Data records:

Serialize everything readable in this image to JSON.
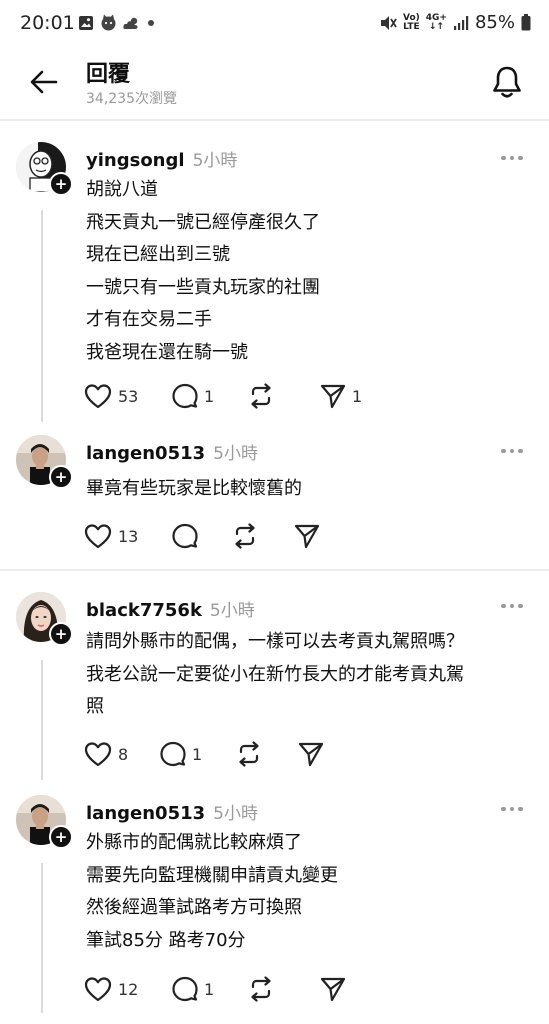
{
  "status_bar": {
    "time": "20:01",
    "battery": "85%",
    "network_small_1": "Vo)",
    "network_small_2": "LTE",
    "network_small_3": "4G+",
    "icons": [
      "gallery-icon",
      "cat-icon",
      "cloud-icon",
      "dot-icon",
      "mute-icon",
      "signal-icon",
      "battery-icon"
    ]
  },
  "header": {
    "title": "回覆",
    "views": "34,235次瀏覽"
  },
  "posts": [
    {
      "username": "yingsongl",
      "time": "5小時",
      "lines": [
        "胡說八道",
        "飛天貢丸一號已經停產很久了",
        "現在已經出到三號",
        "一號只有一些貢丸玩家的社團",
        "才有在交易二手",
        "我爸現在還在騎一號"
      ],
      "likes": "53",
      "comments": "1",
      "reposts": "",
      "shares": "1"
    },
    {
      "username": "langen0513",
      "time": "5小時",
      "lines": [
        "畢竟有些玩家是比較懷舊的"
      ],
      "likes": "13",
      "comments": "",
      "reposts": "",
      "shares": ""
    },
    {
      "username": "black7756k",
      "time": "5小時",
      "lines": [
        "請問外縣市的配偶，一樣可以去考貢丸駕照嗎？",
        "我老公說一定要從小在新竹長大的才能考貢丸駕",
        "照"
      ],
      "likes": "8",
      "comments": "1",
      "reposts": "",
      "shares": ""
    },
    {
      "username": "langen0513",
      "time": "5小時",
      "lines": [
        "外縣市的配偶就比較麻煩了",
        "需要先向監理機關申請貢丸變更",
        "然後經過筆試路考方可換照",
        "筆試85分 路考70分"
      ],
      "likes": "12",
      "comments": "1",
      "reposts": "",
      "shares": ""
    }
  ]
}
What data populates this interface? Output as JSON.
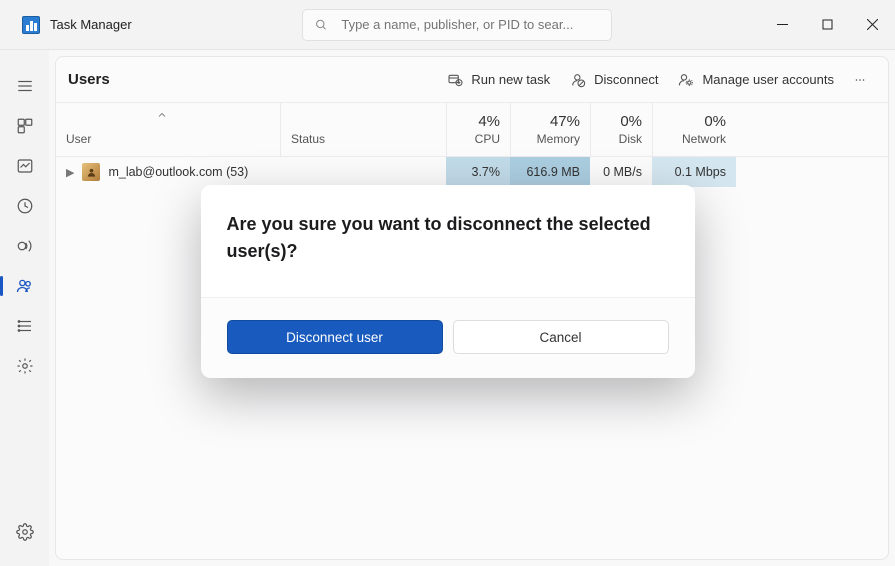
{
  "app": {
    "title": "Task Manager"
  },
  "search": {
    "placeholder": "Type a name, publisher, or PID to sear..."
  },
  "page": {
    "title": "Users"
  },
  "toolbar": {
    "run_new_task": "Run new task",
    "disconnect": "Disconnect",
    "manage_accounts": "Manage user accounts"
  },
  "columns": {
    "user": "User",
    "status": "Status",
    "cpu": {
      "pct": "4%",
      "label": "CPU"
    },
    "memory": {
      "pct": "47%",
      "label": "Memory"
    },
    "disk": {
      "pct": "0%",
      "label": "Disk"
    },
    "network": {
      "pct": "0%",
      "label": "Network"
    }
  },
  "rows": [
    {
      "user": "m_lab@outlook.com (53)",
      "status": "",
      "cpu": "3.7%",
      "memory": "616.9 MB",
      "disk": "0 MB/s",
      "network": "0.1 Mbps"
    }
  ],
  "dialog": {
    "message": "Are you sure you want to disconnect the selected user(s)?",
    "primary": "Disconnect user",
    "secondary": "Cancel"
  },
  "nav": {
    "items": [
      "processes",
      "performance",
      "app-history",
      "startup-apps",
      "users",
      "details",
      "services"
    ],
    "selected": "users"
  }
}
---
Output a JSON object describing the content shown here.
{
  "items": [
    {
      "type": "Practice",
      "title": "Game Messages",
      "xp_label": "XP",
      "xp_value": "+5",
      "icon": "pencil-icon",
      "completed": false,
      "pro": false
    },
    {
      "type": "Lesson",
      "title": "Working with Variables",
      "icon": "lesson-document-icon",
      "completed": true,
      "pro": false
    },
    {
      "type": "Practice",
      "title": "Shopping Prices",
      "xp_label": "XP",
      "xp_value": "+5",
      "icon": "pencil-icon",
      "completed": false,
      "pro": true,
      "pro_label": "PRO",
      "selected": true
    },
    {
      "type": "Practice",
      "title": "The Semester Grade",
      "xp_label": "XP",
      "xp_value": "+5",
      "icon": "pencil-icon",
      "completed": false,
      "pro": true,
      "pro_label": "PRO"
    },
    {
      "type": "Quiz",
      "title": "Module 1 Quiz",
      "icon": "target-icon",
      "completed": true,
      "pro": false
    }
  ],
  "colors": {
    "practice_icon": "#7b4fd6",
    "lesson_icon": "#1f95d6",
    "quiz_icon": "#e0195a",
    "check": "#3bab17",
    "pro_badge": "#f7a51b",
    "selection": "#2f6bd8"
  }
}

*INSTRUCTIONS FOR THE TASK*
Check all the records above and select each line where the string "this" is found.

*EXERCISE RESPONSE*
Serialize everything readable in this image to JSON.
What data populates this interface? Output as JSON.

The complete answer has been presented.